=== DATASET EXCERPTS ===
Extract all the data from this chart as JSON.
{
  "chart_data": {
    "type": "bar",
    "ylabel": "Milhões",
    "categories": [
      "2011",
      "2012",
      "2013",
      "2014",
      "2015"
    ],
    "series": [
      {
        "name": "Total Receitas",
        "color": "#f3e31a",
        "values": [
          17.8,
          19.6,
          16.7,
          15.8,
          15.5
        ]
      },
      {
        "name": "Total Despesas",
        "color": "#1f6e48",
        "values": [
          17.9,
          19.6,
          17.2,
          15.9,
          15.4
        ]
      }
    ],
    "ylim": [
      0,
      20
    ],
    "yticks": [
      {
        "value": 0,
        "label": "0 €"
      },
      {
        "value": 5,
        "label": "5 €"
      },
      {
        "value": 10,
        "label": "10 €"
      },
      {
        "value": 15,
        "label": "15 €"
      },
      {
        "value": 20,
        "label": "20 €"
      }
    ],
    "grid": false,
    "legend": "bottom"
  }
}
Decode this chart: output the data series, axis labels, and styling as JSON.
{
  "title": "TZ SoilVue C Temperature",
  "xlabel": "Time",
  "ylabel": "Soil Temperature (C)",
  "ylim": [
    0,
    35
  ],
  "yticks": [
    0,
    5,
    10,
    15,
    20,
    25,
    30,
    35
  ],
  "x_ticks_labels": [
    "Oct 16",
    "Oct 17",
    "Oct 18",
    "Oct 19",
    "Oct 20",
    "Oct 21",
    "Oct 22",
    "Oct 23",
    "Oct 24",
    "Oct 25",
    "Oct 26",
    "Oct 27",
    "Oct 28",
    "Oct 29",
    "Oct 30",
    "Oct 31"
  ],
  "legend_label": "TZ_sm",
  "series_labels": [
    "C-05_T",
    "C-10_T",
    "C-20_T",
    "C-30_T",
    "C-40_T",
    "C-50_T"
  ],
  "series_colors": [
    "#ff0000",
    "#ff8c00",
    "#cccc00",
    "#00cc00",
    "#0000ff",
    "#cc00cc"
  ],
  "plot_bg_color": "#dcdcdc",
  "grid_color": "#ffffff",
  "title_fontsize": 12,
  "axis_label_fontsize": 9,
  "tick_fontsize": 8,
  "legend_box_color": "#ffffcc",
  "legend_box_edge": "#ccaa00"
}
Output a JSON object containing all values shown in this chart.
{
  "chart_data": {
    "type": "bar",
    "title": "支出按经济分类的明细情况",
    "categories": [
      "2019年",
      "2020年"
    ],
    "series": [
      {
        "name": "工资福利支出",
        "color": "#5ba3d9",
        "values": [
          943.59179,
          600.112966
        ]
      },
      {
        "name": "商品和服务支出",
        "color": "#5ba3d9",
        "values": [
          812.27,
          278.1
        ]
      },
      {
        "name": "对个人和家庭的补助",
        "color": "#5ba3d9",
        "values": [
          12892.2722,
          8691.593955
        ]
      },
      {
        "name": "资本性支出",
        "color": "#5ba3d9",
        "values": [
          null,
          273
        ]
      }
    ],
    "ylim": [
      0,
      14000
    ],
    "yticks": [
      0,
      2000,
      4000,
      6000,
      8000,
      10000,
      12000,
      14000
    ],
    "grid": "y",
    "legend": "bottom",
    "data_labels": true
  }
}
===
[TO BE DONE]
Reproduce the records word for word.

[EXERCISE SOLUTION]
Extract all the data from this chart as JSON.
{
  "chart_data": {
    "type": "bar",
    "ylabel": "Milhões",
    "categories": [
      "2011",
      "2012",
      "2013",
      "2014",
      "2015"
    ],
    "series": [
      {
        "name": "Total Receitas",
        "color": "#f3e31a",
        "values": [
          17.8,
          19.6,
          16.7,
          15.8,
          15.5
        ]
      },
      {
        "name": "Total Despesas",
        "color": "#1f6e48",
        "values": [
          17.9,
          19.6,
          17.2,
          15.9,
          15.4
        ]
      }
    ],
    "ylim": [
      0,
      20
    ],
    "yticks": [
      {
        "value": 0,
        "label": "0 €"
      },
      {
        "value": 5,
        "label": "5 €"
      },
      {
        "value": 10,
        "label": "10 €"
      },
      {
        "value": 15,
        "label": "15 €"
      },
      {
        "value": 20,
        "label": "20 €"
      }
    ],
    "grid": false,
    "legend": "bottom"
  }
}
Decode this chart: output the data series, axis labels, and styling as JSON.
{
  "title": "TZ SoilVue C Temperature",
  "xlabel": "Time",
  "ylabel": "Soil Temperature (C)",
  "ylim": [
    0,
    35
  ],
  "yticks": [
    0,
    5,
    10,
    15,
    20,
    25,
    30,
    35
  ],
  "x_ticks_labels": [
    "Oct 16",
    "Oct 17",
    "Oct 18",
    "Oct 19",
    "Oct 20",
    "Oct 21",
    "Oct 22",
    "Oct 23",
    "Oct 24",
    "Oct 25",
    "Oct 26",
    "Oct 27",
    "Oct 28",
    "Oct 29",
    "Oct 30",
    "Oct 31"
  ],
  "legend_label": "TZ_sm",
  "series_labels": [
    "C-05_T",
    "C-10_T",
    "C-20_T",
    "C-30_T",
    "C-40_T",
    "C-50_T"
  ],
  "series_colors": [
    "#ff0000",
    "#ff8c00",
    "#cccc00",
    "#00cc00",
    "#0000ff",
    "#cc00cc"
  ],
  "plot_bg_color": "#dcdcdc",
  "grid_color": "#ffffff",
  "title_fontsize": 12,
  "axis_label_fontsize": 9,
  "tick_fontsize": 8,
  "legend_box_color": "#ffffcc",
  "legend_box_edge": "#ccaa00"
}
Output a JSON object containing all values shown in this chart.
{
  "chart_data": {
    "type": "bar",
    "title": "支出按经济分类的明细情况",
    "categories": [
      "2019年",
      "2020年"
    ],
    "series": [
      {
        "name": "工资福利支出",
        "color": "#5ba3d9",
        "values": [
          943.59179,
          600.112966
        ]
      },
      {
        "name": "商品和服务支出",
        "color": "#5ba3d9",
        "values": [
          812.27,
          278.1
        ]
      },
      {
        "name": "对个人和家庭的补助",
        "color": "#5ba3d9",
        "values": [
          12892.2722,
          8691.593955
        ]
      },
      {
        "name": "资本性支出",
        "color": "#5ba3d9",
        "values": [
          null,
          273
        ]
      }
    ],
    "ylim": [
      0,
      14000
    ],
    "yticks": [
      0,
      2000,
      4000,
      6000,
      8000,
      10000,
      12000,
      14000
    ],
    "grid": "y",
    "legend": "bottom",
    "data_labels": true
  }
}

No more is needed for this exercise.